**GIVEN EXERCISE:** Transcribe all records exactly.

**DATA RECORDS:**
▼▼▼
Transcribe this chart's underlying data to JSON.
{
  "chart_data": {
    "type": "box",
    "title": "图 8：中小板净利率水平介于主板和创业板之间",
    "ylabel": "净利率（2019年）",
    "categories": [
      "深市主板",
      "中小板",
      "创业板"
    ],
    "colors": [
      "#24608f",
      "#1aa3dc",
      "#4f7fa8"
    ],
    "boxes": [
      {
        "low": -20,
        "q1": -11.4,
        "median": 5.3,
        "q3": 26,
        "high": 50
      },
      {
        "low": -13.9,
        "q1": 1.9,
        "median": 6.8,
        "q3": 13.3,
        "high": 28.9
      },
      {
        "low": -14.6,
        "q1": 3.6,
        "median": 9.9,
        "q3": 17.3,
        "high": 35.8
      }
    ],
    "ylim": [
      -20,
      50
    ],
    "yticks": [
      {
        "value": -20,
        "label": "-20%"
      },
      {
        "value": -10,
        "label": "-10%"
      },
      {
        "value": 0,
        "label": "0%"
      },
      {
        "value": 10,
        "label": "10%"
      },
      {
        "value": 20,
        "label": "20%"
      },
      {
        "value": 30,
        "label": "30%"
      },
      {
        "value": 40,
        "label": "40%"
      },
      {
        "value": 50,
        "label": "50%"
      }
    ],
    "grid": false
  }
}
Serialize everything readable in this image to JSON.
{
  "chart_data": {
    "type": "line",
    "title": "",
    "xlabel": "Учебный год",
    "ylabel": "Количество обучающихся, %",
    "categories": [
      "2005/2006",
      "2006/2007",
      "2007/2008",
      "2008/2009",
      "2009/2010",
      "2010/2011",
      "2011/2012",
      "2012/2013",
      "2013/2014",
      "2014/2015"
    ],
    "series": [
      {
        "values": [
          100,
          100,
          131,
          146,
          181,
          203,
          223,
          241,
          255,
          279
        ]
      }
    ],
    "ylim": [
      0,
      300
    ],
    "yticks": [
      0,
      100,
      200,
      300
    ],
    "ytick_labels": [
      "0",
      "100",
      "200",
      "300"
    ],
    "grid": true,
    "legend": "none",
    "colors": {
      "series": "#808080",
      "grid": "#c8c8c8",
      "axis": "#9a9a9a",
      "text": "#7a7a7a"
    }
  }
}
▲▲▲
**EXERCISE ANSWER:**
Transcribe this chart's underlying data to JSON.
{
  "chart_data": {
    "type": "box",
    "title": "图 8：中小板净利率水平介于主板和创业板之间",
    "ylabel": "净利率（2019年）",
    "categories": [
      "深市主板",
      "中小板",
      "创业板"
    ],
    "colors": [
      "#24608f",
      "#1aa3dc",
      "#4f7fa8"
    ],
    "boxes": [
      {
        "low": -20,
        "q1": -11.4,
        "median": 5.3,
        "q3": 26,
        "high": 50
      },
      {
        "low": -13.9,
        "q1": 1.9,
        "median": 6.8,
        "q3": 13.3,
        "high": 28.9
      },
      {
        "low": -14.6,
        "q1": 3.6,
        "median": 9.9,
        "q3": 17.3,
        "high": 35.8
      }
    ],
    "ylim": [
      -20,
      50
    ],
    "yticks": [
      {
        "value": -20,
        "label": "-20%"
      },
      {
        "value": -10,
        "label": "-10%"
      },
      {
        "value": 0,
        "label": "0%"
      },
      {
        "value": 10,
        "label": "10%"
      },
      {
        "value": 20,
        "label": "20%"
      },
      {
        "value": 30,
        "label": "30%"
      },
      {
        "value": 40,
        "label": "40%"
      },
      {
        "value": 50,
        "label": "50%"
      }
    ],
    "grid": false
  }
}
Serialize everything readable in this image to JSON.
{
  "chart_data": {
    "type": "line",
    "title": "",
    "xlabel": "Учебный год",
    "ylabel": "Количество обучающихся, %",
    "categories": [
      "2005/2006",
      "2006/2007",
      "2007/2008",
      "2008/2009",
      "2009/2010",
      "2010/2011",
      "2011/2012",
      "2012/2013",
      "2013/2014",
      "2014/2015"
    ],
    "series": [
      {
        "values": [
          100,
          100,
          131,
          146,
          181,
          203,
          223,
          241,
          255,
          279
        ]
      }
    ],
    "ylim": [
      0,
      300
    ],
    "yticks": [
      0,
      100,
      200,
      300
    ],
    "ytick_labels": [
      "0",
      "100",
      "200",
      "300"
    ],
    "grid": true,
    "legend": "none",
    "colors": {
      "series": "#808080",
      "grid": "#c8c8c8",
      "axis": "#9a9a9a",
      "text": "#7a7a7a"
    }
  }
}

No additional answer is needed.